┌──

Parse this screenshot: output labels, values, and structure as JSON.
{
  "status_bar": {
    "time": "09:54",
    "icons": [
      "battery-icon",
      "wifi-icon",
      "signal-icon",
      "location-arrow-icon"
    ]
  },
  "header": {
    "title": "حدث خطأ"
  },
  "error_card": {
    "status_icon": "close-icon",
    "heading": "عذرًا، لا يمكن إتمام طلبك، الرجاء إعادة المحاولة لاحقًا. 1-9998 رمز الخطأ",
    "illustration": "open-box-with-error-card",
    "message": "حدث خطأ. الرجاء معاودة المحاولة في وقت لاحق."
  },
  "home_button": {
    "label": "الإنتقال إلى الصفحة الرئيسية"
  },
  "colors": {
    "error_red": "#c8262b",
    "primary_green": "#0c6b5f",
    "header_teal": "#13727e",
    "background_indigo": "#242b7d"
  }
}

└──

Return every record above exactly as it appears.

* _Solved problem_:
Parse this screenshot: output labels, values, and structure as JSON.
{
  "status_bar": {
    "time": "09:54",
    "icons": [
      "battery-icon",
      "wifi-icon",
      "signal-icon",
      "location-arrow-icon"
    ]
  },
  "header": {
    "title": "حدث خطأ"
  },
  "error_card": {
    "status_icon": "close-icon",
    "heading": "عذرًا، لا يمكن إتمام طلبك، الرجاء إعادة المحاولة لاحقًا. 1-9998 رمز الخطأ",
    "illustration": "open-box-with-error-card",
    "message": "حدث خطأ. الرجاء معاودة المحاولة في وقت لاحق."
  },
  "home_button": {
    "label": "الإنتقال إلى الصفحة الرئيسية"
  },
  "colors": {
    "error_red": "#c8262b",
    "primary_green": "#0c6b5f",
    "header_teal": "#13727e",
    "background_indigo": "#242b7d"
  }
}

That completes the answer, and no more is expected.